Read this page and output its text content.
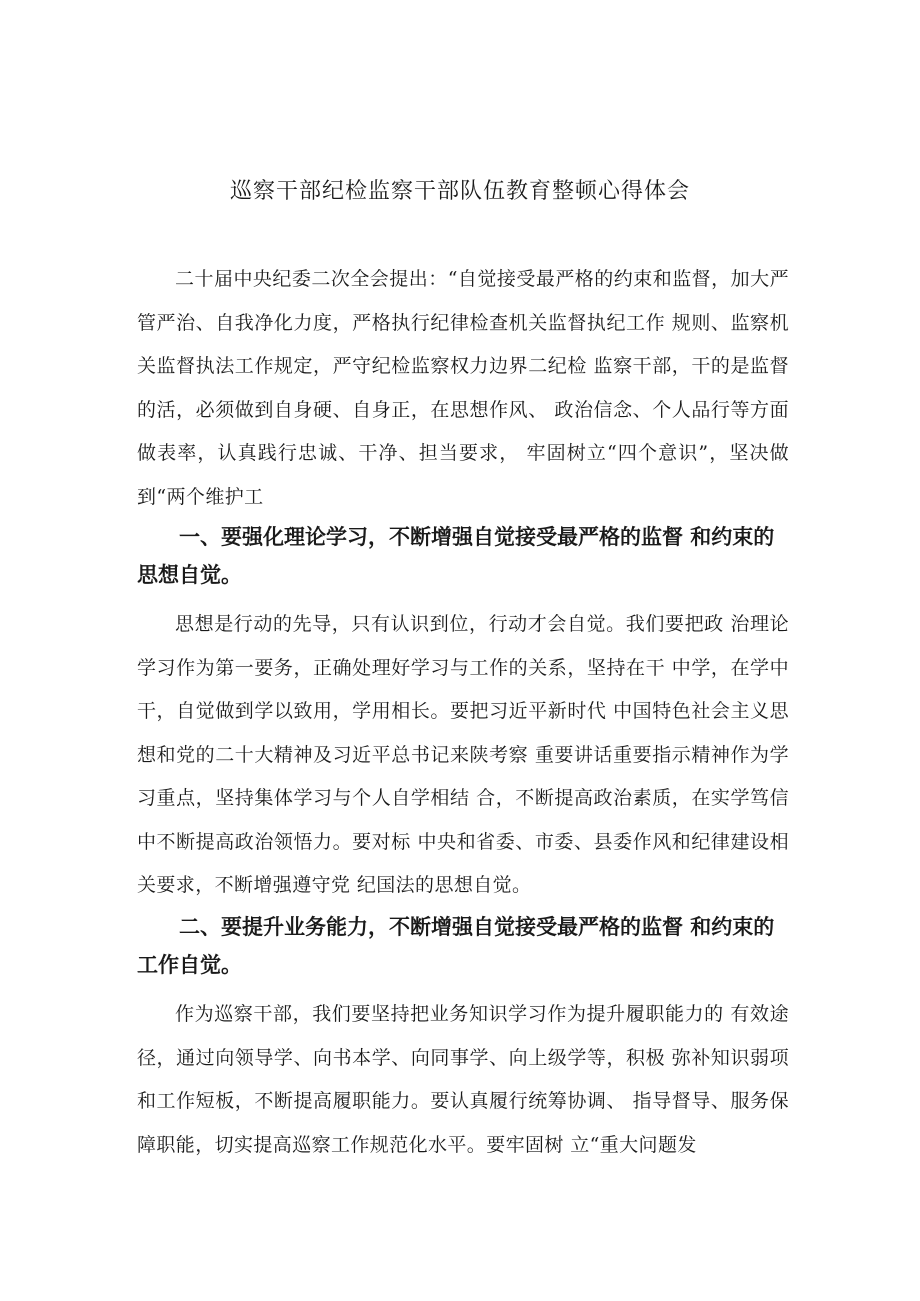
巡察干部纪检监察干部队伍教育整顿心得体会

二十届中央纪委二次全会提出：“自觉接受最严格的约束和监督，加大严管严治、自我净化力度，严格执行纪律检查机关监督执纪工作 规则、监察机关监督执法工作规定，严守纪检监察权力边界二纪检 监察干部，干的是监督的活，必须做到自身硬、自身正，在思想作风、 政治信念、个人品行等方面做表率，认真践行忠诚、干净、担当要求， 牢固树立“四个意识”，坚决做到“两个维护工

一、要强化理论学习，不断增强自觉接受最严格的监督 和约束的思想自觉。

思想是行动的先导，只有认识到位，行动才会自觉。我们要把政 治理论学习作为第一要务，正确处理好学习与工作的关系，坚持在干 中学，在学中干，自觉做到学以致用，学用相长。要把习近平新时代 中国特色社会主义思想和党的二十大精神及习近平总书记来陕考察 重要讲话重要指示精神作为学习重点，坚持集体学习与个人自学相结 合，不断提高政治素质，在实学笃信中不断提高政治领悟力。要对标 中央和省委、市委、县委作风和纪律建设相关要求，不断增强遵守党 纪国法的思想自觉。

二、要提升业务能力，不断增强自觉接受最严格的监督 和约束的工作自觉。

作为巡察干部，我们要坚持把业务知识学习作为提升履职能力的 有效途径，通过向领导学、向书本学、向同事学、向上级学等，积极 弥补知识弱项和工作短板，不断提高履职能力。要认真履行统筹协调、 指导督导、服务保障职能，切实提高巡察工作规范化水平。要牢固树 立“重大问题发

* [TO BE DONE] A faithful copy of the records above is needed, with the pictures left out.

* [PROBLEM SOLUTION]
Read this page and output its text content.
巡察干部纪检监察干部队伍教育整顿心得体会

二十届中央纪委二次全会提出：“自觉接受最严格的约束和监督，加大严管严治、自我净化力度，严格执行纪律检查机关监督执纪工作 规则、监察机关监督执法工作规定，严守纪检监察权力边界二纪检 监察干部，干的是监督的活，必须做到自身硬、自身正，在思想作风、 政治信念、个人品行等方面做表率，认真践行忠诚、干净、担当要求， 牢固树立“四个意识”，坚决做到“两个维护工

一、要强化理论学习，不断增强自觉接受最严格的监督 和约束的思想自觉。

思想是行动的先导，只有认识到位，行动才会自觉。我们要把政 治理论学习作为第一要务，正确处理好学习与工作的关系，坚持在干 中学，在学中干，自觉做到学以致用，学用相长。要把习近平新时代 中国特色社会主义思想和党的二十大精神及习近平总书记来陕考察 重要讲话重要指示精神作为学习重点，坚持集体学习与个人自学相结 合，不断提高政治素质，在实学笃信中不断提高政治领悟力。要对标 中央和省委、市委、县委作风和纪律建设相关要求，不断增强遵守党 纪国法的思想自觉。

二、要提升业务能力，不断增强自觉接受最严格的监督 和约束的工作自觉。

作为巡察干部，我们要坚持把业务知识学习作为提升履职能力的 有效途径，通过向领导学、向书本学、向同事学、向上级学等，积极 弥补知识弱项和工作短板，不断提高履职能力。要认真履行统筹协调、 指导督导、服务保障职能，切实提高巡察工作规范化水平。要牢固树 立“重大问题发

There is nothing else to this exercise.